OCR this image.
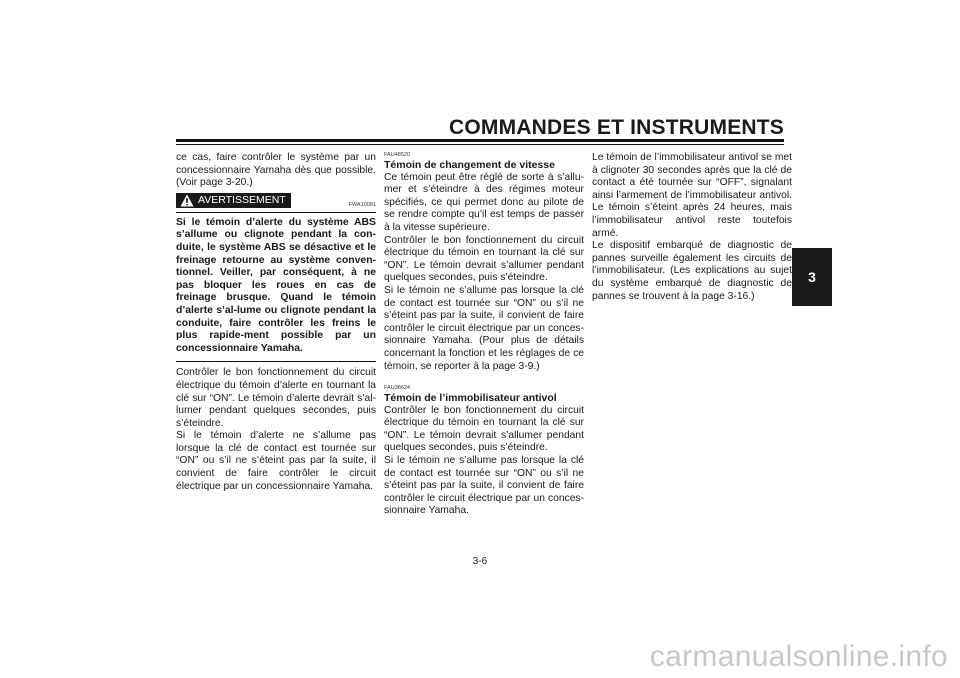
COMMANDES ET INSTRUMENTS
3

ce cas, faire contrôler le système par un concessionnaire Yamaha dès que possible. (Voir page 3-20.)

AVERTISSEMENT	FWA10081

Si le témoin d’alerte du système ABS s’allume ou clignote pendant la con-duite, le système ABS se désactive et le freinage retourne au système conven-tionnel. Veiller, par conséquent, à ne pas bloquer les roues en cas de freinage brusque. Quand le témoin d’alerte s’al-lume ou clignote pendant la conduite, faire contrôler les freins le plus rapide-ment possible par un concessionnaire Yamaha.

Contrôler le bon fonctionnement du circuit électrique du témoin d’alerte en tournant la clé sur “ON”. Le témoin d’alerte devrait s’al-lumer pendant quelques secondes, puis s’éteindre.

Si le témoin d’alerte ne s’allume pas lorsque la clé de contact est tournée sur “ON” ou s’il ne s’éteint pas par la suite, il convient de faire contrôler le circuit électrique par un concessionnaire Yamaha.

FAU48520

Témoin de changement de vitesse

Ce témoin peut être réglé de sorte à s’allu-mer et s’éteindre à des régimes moteur spécifiés, ce qui permet donc au pilote de se rendre compte qu’il est temps de passer à la vitesse supérieure.

Contrôler le bon fonctionnement du circuit électrique du témoin en tournant la clé sur “ON”. Le témoin devrait s’allumer pendant quelques secondes, puis s’éteindre.

Si le témoin ne s’allume pas lorsque la clé de contact est tournée sur “ON” ou s’il ne s’éteint pas par la suite, il convient de faire contrôler le circuit électrique par un conces-sionnaire Yamaha. (Pour plus de détails concernant la fonction et les réglages de ce témoin, se reporter à la page 3-9.)

FAU38624

Témoin de l’immobilisateur antivol

Contrôler le bon fonctionnement du circuit électrique du témoin en tournant la clé sur “ON”. Le témoin devrait s’allumer pendant quelques secondes, puis s’éteindre.

Si le témoin ne s’allume pas lorsque la clé de contact est tournée sur “ON” ou s’il ne s’éteint pas par la suite, il convient de faire contrôler le circuit électrique par un conces-sionnaire Yamaha.

Le témoin de l’immobilisateur antivol se met à clignoter 30 secondes après que la clé de contact a été tournée sur “OFF”, signalant ainsi l’armement de l’immobilisateur antivol. Le témoin s’éteint après 24 heures, mais l’immobilisateur antivol reste toutefois armé.

Le dispositif embarqué de diagnostic de pannes surveille également les circuits de l’immobilisateur. (Les explications au sujet du système embarqué de diagnostic de pannes se trouvent à la page 3-16.)

3-6

carmanualsonline.info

» **Short exercise**: Reproduce the full listing above verbatim, with no pictures included.

» **Written answer**:
OCR this image.
COMMANDES ET INSTRUMENTS
3

ce cas, faire contrôler le système par un concessionnaire Yamaha dès que possible. (Voir page 3-20.)

AVERTISSEMENT	FWA10081

Si le témoin d’alerte du système ABS s’allume ou clignote pendant la con-duite, le système ABS se désactive et le freinage retourne au système conven-tionnel. Veiller, par conséquent, à ne pas bloquer les roues en cas de freinage brusque. Quand le témoin d’alerte s’al-lume ou clignote pendant la conduite, faire contrôler les freins le plus rapide-ment possible par un concessionnaire Yamaha.

Contrôler le bon fonctionnement du circuit électrique du témoin d’alerte en tournant la clé sur “ON”. Le témoin d’alerte devrait s’al-lumer pendant quelques secondes, puis s’éteindre.

Si le témoin d’alerte ne s’allume pas lorsque la clé de contact est tournée sur “ON” ou s’il ne s’éteint pas par la suite, il convient de faire contrôler le circuit électrique par un concessionnaire Yamaha.

FAU48520

Témoin de changement de vitesse

Ce témoin peut être réglé de sorte à s’allu-mer et s’éteindre à des régimes moteur spécifiés, ce qui permet donc au pilote de se rendre compte qu’il est temps de passer à la vitesse supérieure.

Contrôler le bon fonctionnement du circuit électrique du témoin en tournant la clé sur “ON”. Le témoin devrait s’allumer pendant quelques secondes, puis s’éteindre.

Si le témoin ne s’allume pas lorsque la clé de contact est tournée sur “ON” ou s’il ne s’éteint pas par la suite, il convient de faire contrôler le circuit électrique par un conces-sionnaire Yamaha. (Pour plus de détails concernant la fonction et les réglages de ce témoin, se reporter à la page 3-9.)

FAU38624

Témoin de l’immobilisateur antivol

Contrôler le bon fonctionnement du circuit électrique du témoin en tournant la clé sur “ON”. Le témoin devrait s’allumer pendant quelques secondes, puis s’éteindre.

Si le témoin ne s’allume pas lorsque la clé de contact est tournée sur “ON” ou s’il ne s’éteint pas par la suite, il convient de faire contrôler le circuit électrique par un conces-sionnaire Yamaha.

Le témoin de l’immobilisateur antivol se met à clignoter 30 secondes après que la clé de contact a été tournée sur “OFF”, signalant ainsi l’armement de l’immobilisateur antivol. Le témoin s’éteint après 24 heures, mais l’immobilisateur antivol reste toutefois armé.

Le dispositif embarqué de diagnostic de pannes surveille également les circuits de l’immobilisateur. (Les explications au sujet du système embarqué de diagnostic de pannes se trouvent à la page 3-16.)

3-6

carmanualsonline.info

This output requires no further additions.